TASK TO COMPLETE » Where a line of the material contains the string "text", copy that line.

RECORD EXTRACTS »
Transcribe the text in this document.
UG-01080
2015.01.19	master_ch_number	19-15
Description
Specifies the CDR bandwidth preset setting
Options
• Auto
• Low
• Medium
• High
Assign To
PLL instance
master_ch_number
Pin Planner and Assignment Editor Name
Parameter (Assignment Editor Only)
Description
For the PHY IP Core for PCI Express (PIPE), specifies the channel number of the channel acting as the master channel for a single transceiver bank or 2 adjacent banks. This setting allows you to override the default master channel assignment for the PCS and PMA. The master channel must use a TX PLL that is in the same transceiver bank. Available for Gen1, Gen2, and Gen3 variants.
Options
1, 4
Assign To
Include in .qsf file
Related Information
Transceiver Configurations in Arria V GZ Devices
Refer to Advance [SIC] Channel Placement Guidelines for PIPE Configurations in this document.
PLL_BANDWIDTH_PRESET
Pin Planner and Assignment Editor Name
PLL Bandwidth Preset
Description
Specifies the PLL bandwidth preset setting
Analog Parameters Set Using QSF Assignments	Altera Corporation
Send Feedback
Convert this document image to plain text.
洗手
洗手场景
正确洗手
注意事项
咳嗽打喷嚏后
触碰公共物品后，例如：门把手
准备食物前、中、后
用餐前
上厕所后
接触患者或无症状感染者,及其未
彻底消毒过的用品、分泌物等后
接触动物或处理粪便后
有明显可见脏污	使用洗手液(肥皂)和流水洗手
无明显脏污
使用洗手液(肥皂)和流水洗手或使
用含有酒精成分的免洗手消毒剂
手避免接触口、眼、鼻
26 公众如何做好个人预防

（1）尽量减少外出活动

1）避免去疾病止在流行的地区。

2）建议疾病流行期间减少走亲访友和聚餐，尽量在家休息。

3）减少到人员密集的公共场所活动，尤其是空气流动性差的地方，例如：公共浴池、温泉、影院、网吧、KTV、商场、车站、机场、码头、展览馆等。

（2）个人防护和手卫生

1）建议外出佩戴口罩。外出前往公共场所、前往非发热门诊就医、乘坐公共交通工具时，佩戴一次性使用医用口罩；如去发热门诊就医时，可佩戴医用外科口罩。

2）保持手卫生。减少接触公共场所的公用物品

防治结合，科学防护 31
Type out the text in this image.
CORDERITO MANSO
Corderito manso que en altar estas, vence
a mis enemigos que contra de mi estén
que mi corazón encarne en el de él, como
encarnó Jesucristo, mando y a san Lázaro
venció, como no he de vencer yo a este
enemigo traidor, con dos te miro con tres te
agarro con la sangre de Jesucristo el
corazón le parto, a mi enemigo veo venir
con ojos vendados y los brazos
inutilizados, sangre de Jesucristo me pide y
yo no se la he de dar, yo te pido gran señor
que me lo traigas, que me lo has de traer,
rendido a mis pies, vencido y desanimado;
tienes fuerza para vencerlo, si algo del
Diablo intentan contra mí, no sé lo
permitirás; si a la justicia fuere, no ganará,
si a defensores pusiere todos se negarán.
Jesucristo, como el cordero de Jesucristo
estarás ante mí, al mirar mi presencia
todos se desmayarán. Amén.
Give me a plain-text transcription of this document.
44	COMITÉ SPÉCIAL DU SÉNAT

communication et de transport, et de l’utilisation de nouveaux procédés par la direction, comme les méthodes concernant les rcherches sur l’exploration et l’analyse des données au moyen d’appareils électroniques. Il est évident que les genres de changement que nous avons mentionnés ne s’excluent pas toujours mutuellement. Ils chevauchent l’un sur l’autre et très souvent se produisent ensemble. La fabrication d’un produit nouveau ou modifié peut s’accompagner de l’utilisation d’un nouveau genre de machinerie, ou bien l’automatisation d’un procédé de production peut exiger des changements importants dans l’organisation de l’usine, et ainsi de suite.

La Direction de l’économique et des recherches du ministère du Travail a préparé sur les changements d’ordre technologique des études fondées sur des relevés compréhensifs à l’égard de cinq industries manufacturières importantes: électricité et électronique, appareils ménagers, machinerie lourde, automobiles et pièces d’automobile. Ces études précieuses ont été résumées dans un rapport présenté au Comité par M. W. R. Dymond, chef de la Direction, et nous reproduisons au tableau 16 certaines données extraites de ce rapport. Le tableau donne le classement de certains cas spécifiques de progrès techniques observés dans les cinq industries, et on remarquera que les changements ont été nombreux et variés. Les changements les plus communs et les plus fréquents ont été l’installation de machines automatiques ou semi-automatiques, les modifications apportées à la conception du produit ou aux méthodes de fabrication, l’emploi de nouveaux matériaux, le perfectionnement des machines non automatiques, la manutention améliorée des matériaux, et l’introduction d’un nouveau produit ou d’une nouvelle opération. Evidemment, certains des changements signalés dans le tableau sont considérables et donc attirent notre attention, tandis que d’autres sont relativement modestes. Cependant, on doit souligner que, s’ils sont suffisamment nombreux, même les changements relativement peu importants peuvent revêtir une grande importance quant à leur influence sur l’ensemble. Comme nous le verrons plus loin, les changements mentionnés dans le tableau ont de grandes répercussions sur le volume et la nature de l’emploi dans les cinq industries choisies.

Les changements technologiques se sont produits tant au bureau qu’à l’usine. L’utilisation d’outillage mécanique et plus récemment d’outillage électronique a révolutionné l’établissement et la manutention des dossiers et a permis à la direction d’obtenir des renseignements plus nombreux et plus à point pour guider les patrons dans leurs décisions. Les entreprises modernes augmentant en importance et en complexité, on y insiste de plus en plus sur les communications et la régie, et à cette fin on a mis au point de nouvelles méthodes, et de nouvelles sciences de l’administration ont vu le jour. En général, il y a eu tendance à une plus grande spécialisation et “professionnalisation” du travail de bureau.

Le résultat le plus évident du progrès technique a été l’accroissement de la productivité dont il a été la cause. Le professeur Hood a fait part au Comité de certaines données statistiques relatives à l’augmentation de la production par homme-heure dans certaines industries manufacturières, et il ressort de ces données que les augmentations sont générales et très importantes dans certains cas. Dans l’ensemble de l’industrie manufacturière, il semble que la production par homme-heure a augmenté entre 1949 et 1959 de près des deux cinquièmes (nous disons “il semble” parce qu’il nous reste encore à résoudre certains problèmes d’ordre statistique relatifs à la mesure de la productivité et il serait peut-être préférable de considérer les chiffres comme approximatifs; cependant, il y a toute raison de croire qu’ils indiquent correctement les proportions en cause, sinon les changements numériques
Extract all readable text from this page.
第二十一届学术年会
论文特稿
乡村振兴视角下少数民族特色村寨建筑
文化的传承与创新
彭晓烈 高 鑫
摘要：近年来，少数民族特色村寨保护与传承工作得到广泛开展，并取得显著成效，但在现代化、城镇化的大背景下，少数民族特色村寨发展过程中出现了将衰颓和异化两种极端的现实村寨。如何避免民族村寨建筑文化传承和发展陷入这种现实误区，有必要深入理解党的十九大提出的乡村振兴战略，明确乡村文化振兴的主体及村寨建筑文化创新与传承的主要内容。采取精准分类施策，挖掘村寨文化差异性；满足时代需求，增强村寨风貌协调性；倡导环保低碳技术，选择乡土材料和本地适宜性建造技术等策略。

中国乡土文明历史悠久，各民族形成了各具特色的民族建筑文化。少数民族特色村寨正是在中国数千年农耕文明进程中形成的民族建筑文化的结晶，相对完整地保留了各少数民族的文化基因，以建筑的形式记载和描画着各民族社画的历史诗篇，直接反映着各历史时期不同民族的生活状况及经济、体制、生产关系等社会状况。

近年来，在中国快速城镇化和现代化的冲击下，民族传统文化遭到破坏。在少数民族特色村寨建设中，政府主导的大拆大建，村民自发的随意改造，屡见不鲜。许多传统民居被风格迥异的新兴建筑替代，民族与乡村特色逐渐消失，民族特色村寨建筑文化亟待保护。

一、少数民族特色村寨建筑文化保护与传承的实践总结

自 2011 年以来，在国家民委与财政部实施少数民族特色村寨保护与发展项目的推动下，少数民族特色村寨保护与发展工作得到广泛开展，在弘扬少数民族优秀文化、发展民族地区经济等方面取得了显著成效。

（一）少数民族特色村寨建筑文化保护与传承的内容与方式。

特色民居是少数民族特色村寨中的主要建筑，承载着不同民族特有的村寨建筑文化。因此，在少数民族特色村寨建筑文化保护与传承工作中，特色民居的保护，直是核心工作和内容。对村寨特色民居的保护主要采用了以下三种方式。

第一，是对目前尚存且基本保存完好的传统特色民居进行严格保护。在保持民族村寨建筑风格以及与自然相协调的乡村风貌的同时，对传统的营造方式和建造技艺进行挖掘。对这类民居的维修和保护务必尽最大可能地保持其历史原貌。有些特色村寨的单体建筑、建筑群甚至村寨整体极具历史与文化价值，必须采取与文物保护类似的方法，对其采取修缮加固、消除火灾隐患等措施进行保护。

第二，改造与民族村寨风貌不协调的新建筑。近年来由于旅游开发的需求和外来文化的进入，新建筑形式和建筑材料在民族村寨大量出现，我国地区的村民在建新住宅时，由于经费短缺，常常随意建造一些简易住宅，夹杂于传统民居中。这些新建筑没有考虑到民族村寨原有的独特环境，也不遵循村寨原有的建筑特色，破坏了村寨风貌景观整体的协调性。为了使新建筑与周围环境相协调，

REPLY »
Transcribe the text in this document.
Convert this document image to plain text.
Type out the text in this image.
Give me a plain-text transcription of this document.
Extract all readable text from this page.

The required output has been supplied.